─── SUPPLIED MATERIAL
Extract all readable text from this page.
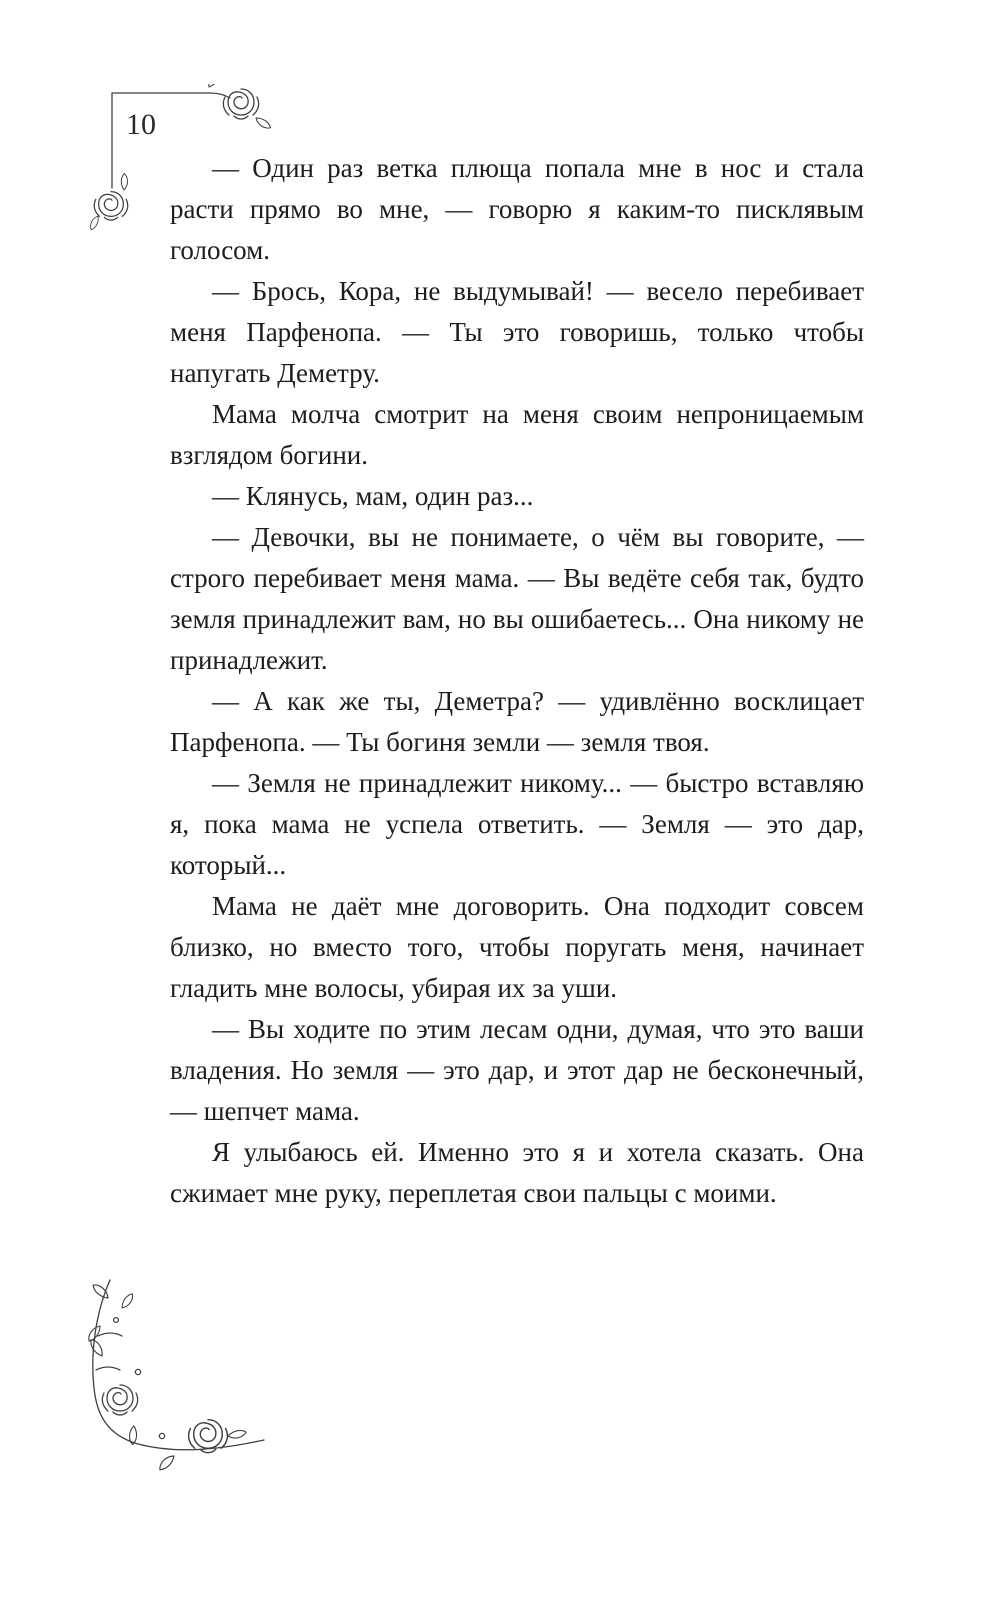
10

— Один раз ветка плюща попала мне в нос и стала расти прямо во мне, — говорю я каким-то писклявым голосом.

— Брось, Кора, не выдумывай! — весело перебивает меня Парфенопа. — Ты это говоришь, только чтобы напугать Деметру.

Мама молча смотрит на меня своим непроницаемым взглядом богини.

— Клянусь, мам, один раз...

— Девочки, вы не понимаете, о чём вы говорите, — строго перебивает меня мама. — Вы ведёте себя так, будто земля принадлежит вам, но вы ошибаетесь... Она никому не принадлежит.

— А как же ты, Деметра? — удивлённо восклицает Парфенопа. — Ты богиня земли — земля твоя.

— Земля не принадлежит никому... — быстро вставляю я, пока мама не успела ответить. — Земля — это дар, который...

Мама не даёт мне договорить. Она подходит совсем близко, но вместо того, чтобы поругать меня, начинает гладить мне волосы, убирая их за уши.

— Вы ходите по этим лесам одни, думая, что это ваши владения. Но земля — это дар, и этот дар не бесконечный, — шепчет мама.

Я улыбаюсь ей. Именно это я и хотела сказать. Она сжимает мне руку, переплетая свои пальцы с моими.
──────
• **INSTRUCTIONS TO FOLLOW**
Restate each of the entries above word for word and skip every image.

• **TASK OUTPUT**
Extract all readable text from this page.
10

— Один раз ветка плюща попала мне в нос и стала расти прямо во мне, — говорю я каким-то писклявым голосом.

— Брось, Кора, не выдумывай! — весело перебивает меня Парфенопа. — Ты это говоришь, только чтобы напугать Деметру.

Мама молча смотрит на меня своим непроницаемым взглядом богини.

— Клянусь, мам, один раз...

— Девочки, вы не понимаете, о чём вы говорите, — строго перебивает меня мама. — Вы ведёте себя так, будто земля принадлежит вам, но вы ошибаетесь... Она никому не принадлежит.

— А как же ты, Деметра? — удивлённо восклицает Парфенопа. — Ты богиня земли — земля твоя.

— Земля не принадлежит никому... — быстро вставляю я, пока мама не успела ответить. — Земля — это дар, который...

Мама не даёт мне договорить. Она подходит совсем близко, но вместо того, чтобы поругать меня, начинает гладить мне волосы, убирая их за уши.

— Вы ходите по этим лесам одни, думая, что это ваши владения. Но земля — это дар, и этот дар не бесконечный, — шепчет мама.

Я улыбаюсь ей. Именно это я и хотела сказать. Она сжимает мне руку, переплетая свои пальцы с моими.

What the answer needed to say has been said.